### Data provided ###

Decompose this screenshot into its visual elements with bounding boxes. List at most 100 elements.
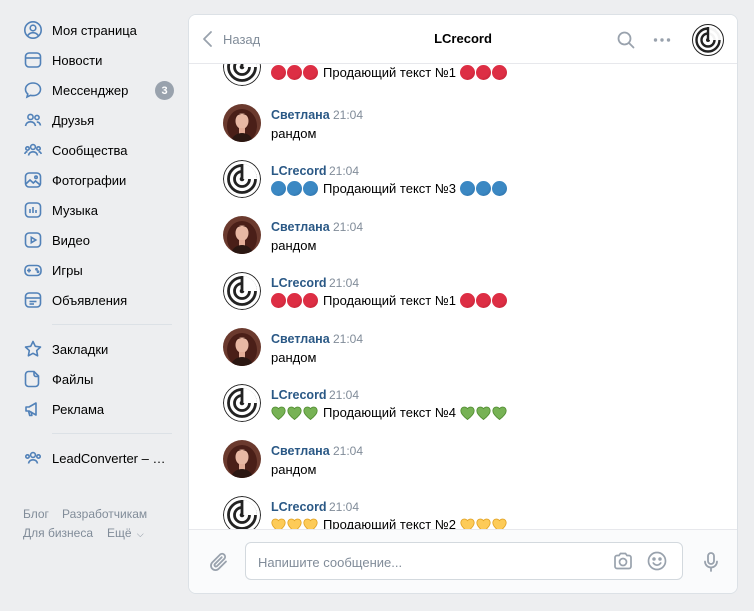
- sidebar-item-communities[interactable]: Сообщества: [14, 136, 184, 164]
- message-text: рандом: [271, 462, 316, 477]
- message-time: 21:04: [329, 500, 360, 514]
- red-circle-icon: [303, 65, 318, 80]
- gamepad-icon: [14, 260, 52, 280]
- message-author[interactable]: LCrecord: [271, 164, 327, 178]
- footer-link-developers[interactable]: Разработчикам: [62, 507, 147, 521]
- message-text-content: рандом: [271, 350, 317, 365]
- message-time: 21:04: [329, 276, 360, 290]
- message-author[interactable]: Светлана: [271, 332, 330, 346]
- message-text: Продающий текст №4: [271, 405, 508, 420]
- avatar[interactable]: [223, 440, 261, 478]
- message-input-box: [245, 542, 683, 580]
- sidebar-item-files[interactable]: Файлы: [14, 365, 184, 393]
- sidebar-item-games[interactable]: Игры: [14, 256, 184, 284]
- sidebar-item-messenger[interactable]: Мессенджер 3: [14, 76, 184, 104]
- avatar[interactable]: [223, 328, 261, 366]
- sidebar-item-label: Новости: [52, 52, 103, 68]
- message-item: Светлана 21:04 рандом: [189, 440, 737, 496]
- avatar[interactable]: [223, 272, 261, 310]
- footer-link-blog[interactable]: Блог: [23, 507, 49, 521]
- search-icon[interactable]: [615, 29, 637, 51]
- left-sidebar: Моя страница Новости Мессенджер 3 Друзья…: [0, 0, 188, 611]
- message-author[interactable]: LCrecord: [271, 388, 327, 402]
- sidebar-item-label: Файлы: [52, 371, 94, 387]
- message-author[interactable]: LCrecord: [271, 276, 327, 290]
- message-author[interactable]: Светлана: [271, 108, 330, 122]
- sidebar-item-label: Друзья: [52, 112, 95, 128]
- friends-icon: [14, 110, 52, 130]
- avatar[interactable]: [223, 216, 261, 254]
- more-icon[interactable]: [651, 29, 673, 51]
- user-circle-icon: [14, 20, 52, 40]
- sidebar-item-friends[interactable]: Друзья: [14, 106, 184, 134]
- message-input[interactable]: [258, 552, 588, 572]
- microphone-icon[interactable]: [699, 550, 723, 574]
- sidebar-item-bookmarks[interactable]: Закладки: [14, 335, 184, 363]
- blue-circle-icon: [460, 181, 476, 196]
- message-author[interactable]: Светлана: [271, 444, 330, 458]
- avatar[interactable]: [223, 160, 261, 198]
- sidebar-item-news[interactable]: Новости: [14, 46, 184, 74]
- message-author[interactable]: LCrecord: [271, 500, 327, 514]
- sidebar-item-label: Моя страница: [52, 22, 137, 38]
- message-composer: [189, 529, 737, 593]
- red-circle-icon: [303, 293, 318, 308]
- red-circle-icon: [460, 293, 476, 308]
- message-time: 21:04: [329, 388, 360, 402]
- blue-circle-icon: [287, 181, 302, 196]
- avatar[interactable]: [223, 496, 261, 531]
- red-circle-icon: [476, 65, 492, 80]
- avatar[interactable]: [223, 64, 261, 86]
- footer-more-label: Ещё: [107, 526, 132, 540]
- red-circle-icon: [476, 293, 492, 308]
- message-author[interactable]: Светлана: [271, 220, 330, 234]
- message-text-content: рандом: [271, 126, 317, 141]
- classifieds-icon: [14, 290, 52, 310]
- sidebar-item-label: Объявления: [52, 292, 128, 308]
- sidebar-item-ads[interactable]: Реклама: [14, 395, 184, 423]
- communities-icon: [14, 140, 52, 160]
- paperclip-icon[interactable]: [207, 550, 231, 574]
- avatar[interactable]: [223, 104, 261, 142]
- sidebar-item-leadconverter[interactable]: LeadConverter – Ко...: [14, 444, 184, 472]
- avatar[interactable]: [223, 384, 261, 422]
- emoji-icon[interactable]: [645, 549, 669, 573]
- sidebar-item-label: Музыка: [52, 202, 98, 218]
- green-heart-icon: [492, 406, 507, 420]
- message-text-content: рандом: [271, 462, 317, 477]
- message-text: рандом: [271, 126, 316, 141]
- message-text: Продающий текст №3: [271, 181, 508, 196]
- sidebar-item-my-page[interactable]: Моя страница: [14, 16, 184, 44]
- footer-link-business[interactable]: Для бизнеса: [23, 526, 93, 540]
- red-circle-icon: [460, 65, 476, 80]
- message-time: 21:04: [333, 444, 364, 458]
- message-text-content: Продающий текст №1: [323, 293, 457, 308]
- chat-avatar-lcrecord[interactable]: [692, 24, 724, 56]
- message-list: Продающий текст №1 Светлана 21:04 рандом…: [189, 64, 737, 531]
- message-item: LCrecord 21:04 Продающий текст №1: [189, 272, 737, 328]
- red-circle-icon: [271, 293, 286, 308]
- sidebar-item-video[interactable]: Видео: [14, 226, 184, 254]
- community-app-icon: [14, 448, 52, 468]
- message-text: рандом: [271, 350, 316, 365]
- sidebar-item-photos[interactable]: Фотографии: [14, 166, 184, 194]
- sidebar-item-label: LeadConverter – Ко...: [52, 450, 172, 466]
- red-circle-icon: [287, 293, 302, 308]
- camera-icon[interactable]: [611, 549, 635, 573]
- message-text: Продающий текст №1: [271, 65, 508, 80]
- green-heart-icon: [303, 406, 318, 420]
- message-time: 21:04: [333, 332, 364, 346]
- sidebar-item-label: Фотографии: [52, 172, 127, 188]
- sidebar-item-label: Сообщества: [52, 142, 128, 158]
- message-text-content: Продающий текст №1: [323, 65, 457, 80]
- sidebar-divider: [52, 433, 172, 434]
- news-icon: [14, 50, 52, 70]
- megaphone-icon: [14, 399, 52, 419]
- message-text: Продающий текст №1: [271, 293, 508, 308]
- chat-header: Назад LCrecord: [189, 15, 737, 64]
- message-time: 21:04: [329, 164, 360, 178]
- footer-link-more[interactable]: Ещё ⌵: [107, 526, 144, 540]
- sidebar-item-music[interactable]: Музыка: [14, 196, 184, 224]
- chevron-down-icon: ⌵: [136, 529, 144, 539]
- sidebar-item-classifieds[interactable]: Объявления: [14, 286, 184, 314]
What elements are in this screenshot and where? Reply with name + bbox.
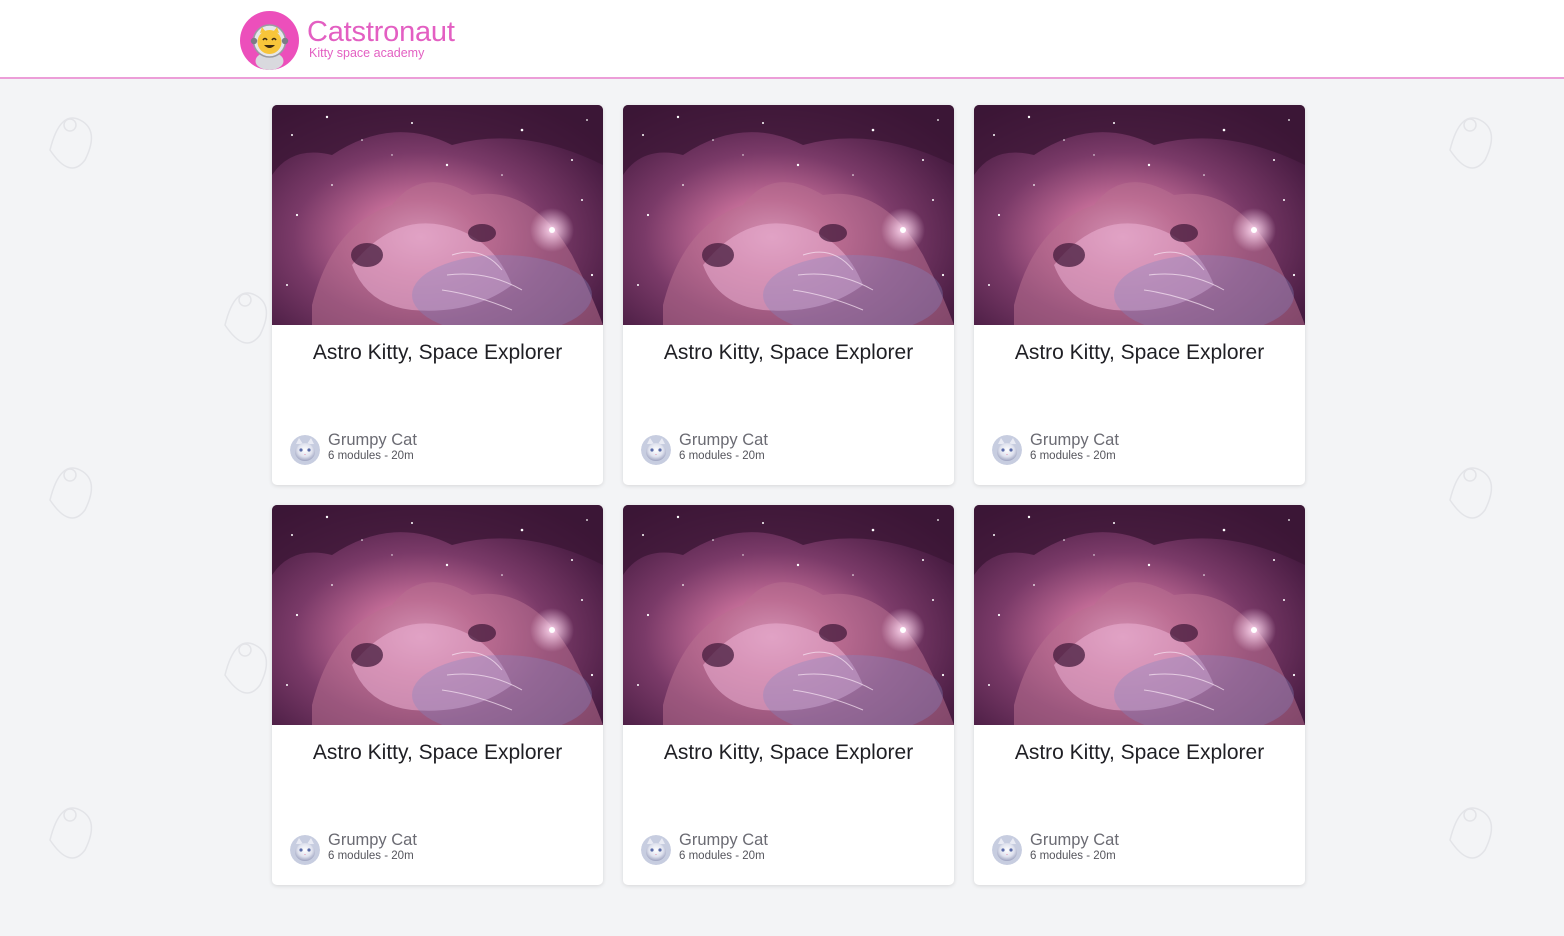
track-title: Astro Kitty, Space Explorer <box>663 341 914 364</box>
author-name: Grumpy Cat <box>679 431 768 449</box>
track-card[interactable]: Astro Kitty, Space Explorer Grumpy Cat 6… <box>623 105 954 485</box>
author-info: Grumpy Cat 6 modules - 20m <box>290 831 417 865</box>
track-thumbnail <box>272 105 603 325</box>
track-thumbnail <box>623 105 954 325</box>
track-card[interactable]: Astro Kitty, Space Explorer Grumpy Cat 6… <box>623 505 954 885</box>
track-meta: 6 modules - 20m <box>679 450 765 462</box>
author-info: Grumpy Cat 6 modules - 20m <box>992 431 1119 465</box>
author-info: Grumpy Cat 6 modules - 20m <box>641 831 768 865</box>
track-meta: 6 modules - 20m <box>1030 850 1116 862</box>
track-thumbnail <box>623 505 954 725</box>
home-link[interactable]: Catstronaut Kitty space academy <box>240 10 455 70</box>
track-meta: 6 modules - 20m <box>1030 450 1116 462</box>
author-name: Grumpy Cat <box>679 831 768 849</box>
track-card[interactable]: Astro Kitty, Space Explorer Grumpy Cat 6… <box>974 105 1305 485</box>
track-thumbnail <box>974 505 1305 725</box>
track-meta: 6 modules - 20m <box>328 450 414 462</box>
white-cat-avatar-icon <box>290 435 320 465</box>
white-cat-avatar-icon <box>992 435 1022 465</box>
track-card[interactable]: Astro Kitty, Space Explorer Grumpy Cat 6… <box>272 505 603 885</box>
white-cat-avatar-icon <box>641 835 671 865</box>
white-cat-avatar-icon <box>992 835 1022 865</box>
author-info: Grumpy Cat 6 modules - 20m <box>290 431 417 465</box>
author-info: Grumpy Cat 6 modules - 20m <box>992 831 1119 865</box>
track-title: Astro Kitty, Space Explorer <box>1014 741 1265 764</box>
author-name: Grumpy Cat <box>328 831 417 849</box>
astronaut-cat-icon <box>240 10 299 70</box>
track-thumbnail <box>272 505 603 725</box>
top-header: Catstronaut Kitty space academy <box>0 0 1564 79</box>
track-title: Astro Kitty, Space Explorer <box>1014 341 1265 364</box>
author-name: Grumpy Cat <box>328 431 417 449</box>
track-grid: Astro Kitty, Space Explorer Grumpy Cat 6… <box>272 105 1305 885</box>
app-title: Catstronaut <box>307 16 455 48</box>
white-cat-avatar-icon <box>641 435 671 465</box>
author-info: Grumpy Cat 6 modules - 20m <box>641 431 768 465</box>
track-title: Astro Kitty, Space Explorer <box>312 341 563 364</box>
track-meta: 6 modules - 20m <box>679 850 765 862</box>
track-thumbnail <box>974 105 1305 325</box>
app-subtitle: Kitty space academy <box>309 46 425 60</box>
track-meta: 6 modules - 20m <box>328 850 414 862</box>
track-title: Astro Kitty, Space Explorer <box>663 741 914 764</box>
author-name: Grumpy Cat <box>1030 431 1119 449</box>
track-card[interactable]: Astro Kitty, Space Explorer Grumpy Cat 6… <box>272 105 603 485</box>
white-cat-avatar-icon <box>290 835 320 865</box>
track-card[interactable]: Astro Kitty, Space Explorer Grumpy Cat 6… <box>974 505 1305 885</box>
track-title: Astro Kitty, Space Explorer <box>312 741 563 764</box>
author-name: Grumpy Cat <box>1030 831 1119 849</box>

###

■ Written request ■
Reproduce verbatim the lines of the material from the line containing "track-title: Astro Kitty, Space Explorer <box>663 341" through the line containing "author-name: Grumpy Cat <box>328 431", including both endpoints.

■ Output of the exercise ■
track-title: Astro Kitty, Space Explorer <box>663 341 914 364</box>
author-name: Grumpy Cat <box>679 431 768 449</box>
track-card[interactable]: Astro Kitty, Space Explorer Grumpy Cat 6… <box>623 105 954 485</box>
author-info: Grumpy Cat 6 modules - 20m <box>290 831 417 865</box>
track-thumbnail <box>272 105 603 325</box>
track-thumbnail <box>623 105 954 325</box>
track-card[interactable]: Astro Kitty, Space Explorer Grumpy Cat 6… <box>623 505 954 885</box>
track-meta: 6 modules - 20m <box>679 450 765 462</box>
author-info: Grumpy Cat 6 modules - 20m <box>992 431 1119 465</box>
author-info: Grumpy Cat 6 modules - 20m <box>641 831 768 865</box>
track-meta: 6 modules - 20m <box>1030 850 1116 862</box>
track-thumbnail <box>623 505 954 725</box>
home-link[interactable]: Catstronaut Kitty space academy <box>240 10 455 70</box>
track-meta: 6 modules - 20m <box>1030 450 1116 462</box>
author-name: Grumpy Cat <box>679 831 768 849</box>
track-card[interactable]: Astro Kitty, Space Explorer Grumpy Cat 6… <box>974 105 1305 485</box>
track-thumbnail <box>974 505 1305 725</box>
track-meta: 6 modules - 20m <box>328 450 414 462</box>
white-cat-avatar-icon <box>290 435 320 465</box>
white-cat-avatar-icon <box>992 435 1022 465</box>
track-card[interactable]: Astro Kitty, Space Explorer Grumpy Cat 6… <box>272 505 603 885</box>
white-cat-avatar-icon <box>641 835 671 865</box>
white-cat-avatar-icon <box>992 835 1022 865</box>
author-info: Grumpy Cat 6 modules - 20m <box>290 431 417 465</box>
author-info: Grumpy Cat 6 modules - 20m <box>992 831 1119 865</box>
track-title: Astro Kitty, Space Explorer <box>1014 741 1265 764</box>
author-name: Grumpy Cat <box>328 831 417 849</box>
astronaut-cat-icon <box>240 10 299 70</box>
track-thumbnail <box>272 505 603 725</box>
top-header: Catstronaut Kitty space academy <box>0 0 1564 79</box>
track-title: Astro Kitty, Space Explorer <box>1014 341 1265 364</box>
author-name: Grumpy Cat <box>328 431 417 449</box>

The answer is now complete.